**WHAT YOU NEED TO DO**
Identify each line in the records below that contains the word "node", and copy it.
___
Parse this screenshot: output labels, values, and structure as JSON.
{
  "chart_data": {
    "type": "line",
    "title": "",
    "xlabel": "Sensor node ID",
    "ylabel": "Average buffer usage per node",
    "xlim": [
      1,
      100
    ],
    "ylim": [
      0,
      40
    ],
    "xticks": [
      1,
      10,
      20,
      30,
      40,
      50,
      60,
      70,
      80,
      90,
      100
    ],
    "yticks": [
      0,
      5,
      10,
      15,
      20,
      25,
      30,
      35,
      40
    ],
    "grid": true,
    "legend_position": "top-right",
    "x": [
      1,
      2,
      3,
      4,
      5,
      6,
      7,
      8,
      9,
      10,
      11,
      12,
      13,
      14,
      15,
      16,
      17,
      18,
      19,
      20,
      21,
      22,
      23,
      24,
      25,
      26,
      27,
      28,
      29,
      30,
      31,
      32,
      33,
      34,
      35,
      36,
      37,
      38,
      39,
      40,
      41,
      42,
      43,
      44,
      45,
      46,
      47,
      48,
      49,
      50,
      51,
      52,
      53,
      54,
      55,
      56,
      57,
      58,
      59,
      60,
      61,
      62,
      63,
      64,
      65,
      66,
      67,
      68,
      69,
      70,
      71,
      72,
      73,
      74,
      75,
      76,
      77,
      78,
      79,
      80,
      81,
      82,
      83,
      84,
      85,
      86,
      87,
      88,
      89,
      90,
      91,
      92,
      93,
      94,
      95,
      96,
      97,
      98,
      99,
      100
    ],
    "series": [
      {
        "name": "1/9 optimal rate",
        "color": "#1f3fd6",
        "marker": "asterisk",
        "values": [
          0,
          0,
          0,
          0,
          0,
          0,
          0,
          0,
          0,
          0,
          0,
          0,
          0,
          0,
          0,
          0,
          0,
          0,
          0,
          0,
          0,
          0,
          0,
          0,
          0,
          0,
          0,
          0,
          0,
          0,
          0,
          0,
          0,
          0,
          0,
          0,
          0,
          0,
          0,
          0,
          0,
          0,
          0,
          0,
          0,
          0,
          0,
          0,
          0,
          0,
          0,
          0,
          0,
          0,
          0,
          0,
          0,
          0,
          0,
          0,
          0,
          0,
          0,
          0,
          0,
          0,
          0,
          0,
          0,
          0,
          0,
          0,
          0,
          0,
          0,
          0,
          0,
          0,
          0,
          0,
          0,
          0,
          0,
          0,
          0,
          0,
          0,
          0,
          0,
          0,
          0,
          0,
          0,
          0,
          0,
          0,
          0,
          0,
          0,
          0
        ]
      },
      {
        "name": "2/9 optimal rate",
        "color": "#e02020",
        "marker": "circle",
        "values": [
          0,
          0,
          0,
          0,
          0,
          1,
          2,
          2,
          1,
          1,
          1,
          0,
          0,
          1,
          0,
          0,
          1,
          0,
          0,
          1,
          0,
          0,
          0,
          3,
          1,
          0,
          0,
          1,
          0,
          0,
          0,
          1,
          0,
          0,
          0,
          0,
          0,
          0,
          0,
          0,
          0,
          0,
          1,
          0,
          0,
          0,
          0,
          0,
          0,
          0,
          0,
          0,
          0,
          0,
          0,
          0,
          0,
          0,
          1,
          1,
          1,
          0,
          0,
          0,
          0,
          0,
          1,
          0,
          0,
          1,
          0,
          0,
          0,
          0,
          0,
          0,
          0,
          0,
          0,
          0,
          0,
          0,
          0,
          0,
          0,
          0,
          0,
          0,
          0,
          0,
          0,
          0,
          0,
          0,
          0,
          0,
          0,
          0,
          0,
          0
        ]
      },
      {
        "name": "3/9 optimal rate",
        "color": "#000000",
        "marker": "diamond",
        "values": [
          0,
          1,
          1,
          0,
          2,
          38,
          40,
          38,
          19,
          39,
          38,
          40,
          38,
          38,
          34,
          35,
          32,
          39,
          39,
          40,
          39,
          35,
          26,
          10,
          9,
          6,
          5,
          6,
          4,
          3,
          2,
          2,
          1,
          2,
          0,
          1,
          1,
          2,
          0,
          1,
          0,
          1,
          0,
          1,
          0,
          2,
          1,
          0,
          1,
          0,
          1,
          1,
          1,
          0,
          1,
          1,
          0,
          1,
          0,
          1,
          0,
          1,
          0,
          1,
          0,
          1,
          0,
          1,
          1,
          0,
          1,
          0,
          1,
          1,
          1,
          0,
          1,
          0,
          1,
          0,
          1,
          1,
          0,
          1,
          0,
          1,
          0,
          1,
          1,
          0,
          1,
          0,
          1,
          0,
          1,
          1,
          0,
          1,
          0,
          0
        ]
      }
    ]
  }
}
___
**RESULT**
    "xlabel": "Sensor node ID",
    "ylabel": "Average buffer usage per node",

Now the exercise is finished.